Acute lung injury is a common form of respiratory failure in critically ill patients, with 30 to 40% associated mortality and no effective treatments other than supportive care. Mesenchymal stem cells, also known as bone marrow–derived stromal cells (BMSCs), improve survival in mouse models of acute lung injury and will likely soon be in clinical trials for this indication. Some prior studies have demonstrated that the conditioned culture media from mesenchymal stem cells is nearly as potent as the cells themselves, raising the question of whether cell-cell contact is required for the BMSCs to be effective. The recent publication by Islam et al. on mitochondrial transfer from BMSCs to injured lung epithelial cells provides new and important insight into this question.

Using intravital microscopy in a mouse model of lipopolysaccharide (LPS)–induced lung injury, Islam and colleagues first demonstrated that mouse BMSCs administered intratracheally attach to alveolar epithelial cells after injury via gap junctional channels. Once attached, the BMSCs then release mitochondria-containing microvesicles, which then seem to be engulfed by the epithelium. The presence of the BMSC-derived mitochondria within the epithelium was demonstrated both with clear intravital microscopic imaging, as well as by the presence of human mitochondrial DNA in alveolar epithelial cells from mouse lungs that had been treated with human BMSCs. Last, the authors confirmed prior reports that mouse BMSCs reduced the severity of LPS-induced acute lung injury and also enhanced survival. They also demonstrated that mutant mouse BMSCs lacking the ability to form gap junction channels or transfected with dysfunctional mitochondria were not similarly protective. These impressive results have strong biologic plausibility, because abnormal lung mitochondrial energetics are thought to contribute to the pathophysiology of organ failure in critical illness.

※ ※ ※

Transcribe part of the passage on acute lung injury, starting at the words "Acute lung injury is" and ending after the words "into this question.". The items that follow are separate material, unrelated to the passage on acute lung injury.

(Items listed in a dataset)

※ ※ ※

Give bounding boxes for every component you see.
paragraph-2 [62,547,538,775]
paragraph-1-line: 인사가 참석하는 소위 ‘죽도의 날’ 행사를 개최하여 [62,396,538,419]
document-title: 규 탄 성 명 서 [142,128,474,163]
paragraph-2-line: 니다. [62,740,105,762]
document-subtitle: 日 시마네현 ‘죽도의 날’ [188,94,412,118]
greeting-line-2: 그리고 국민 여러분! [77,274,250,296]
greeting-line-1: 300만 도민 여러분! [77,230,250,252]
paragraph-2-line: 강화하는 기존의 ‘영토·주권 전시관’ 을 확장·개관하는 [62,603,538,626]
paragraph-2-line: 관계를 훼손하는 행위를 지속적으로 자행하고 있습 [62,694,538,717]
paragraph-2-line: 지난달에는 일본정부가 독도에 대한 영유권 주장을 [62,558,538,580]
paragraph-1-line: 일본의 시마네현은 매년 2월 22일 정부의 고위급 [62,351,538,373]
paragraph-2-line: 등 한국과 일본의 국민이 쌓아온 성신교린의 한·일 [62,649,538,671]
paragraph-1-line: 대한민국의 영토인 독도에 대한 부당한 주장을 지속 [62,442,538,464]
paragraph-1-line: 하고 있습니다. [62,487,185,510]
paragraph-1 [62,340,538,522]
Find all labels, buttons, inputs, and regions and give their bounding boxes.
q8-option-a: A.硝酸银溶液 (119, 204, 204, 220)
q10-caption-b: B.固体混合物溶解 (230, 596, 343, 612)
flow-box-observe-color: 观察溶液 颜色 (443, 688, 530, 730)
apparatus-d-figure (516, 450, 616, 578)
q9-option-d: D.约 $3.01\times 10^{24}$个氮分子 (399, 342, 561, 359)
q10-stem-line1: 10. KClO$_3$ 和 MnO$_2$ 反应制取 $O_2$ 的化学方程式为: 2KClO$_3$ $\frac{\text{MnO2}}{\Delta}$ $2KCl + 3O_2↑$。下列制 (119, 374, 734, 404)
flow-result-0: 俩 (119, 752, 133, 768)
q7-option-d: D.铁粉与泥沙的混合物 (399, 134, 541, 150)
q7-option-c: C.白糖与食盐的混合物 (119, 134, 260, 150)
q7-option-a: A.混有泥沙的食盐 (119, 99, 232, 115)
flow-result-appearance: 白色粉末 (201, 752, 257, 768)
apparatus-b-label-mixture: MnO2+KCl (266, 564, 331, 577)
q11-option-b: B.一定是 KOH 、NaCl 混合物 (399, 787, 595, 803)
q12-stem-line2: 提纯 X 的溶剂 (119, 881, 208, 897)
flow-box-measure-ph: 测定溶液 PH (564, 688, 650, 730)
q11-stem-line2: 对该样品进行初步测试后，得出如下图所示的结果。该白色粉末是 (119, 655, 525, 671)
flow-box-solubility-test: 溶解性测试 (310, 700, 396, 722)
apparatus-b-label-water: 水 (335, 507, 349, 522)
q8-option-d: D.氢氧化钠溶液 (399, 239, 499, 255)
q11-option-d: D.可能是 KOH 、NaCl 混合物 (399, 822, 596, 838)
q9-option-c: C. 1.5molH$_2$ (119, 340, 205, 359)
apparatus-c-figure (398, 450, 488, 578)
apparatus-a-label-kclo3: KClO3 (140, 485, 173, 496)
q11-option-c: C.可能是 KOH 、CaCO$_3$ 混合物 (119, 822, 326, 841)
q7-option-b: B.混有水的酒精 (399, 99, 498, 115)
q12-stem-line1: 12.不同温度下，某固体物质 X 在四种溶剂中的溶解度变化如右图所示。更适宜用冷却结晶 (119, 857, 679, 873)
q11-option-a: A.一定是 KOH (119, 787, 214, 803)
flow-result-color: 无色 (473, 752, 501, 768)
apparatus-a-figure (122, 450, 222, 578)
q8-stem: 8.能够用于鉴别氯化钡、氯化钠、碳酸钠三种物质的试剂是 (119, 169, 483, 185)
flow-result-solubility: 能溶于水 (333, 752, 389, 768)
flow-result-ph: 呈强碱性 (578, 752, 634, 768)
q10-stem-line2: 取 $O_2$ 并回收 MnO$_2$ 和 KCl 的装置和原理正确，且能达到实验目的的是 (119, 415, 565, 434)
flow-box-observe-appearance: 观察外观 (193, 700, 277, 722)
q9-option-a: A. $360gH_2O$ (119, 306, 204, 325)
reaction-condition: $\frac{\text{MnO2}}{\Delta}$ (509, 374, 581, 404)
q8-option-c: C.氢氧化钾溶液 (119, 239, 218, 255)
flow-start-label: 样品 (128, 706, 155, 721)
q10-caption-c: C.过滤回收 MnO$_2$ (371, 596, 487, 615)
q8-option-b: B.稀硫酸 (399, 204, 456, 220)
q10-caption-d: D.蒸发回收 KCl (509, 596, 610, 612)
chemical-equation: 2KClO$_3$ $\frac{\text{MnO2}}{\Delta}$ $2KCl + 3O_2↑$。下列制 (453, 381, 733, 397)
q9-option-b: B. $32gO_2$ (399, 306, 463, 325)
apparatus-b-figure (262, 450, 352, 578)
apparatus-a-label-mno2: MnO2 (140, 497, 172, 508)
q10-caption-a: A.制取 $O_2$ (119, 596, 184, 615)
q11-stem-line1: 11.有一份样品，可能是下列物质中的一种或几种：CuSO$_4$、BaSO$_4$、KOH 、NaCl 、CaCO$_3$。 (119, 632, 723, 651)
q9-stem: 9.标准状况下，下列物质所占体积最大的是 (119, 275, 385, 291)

※ ※ ※

Worked solution.
Acute lung injury is a common form of respiratory failure in critically ill patients, with 30 to 40% associated mortality and no effective treatments other than supportive care. Mesenchymal stem cells, also known as bone marrow–derived stromal cells (BMSCs), improve survival in mouse models of acute lung injury and will likely soon be in clinical trials for this indication. Some prior studies have demonstrated that the conditioned culture media from mesenchymal stem cells is nearly as potent as the cells themselves, raising the question of whether cell-cell contact is required for the BMSCs to be effective. The recent publication by Islam et al. on mitochondrial transfer from BMSCs to injured lung epithelial cells provides new and important insight into this question.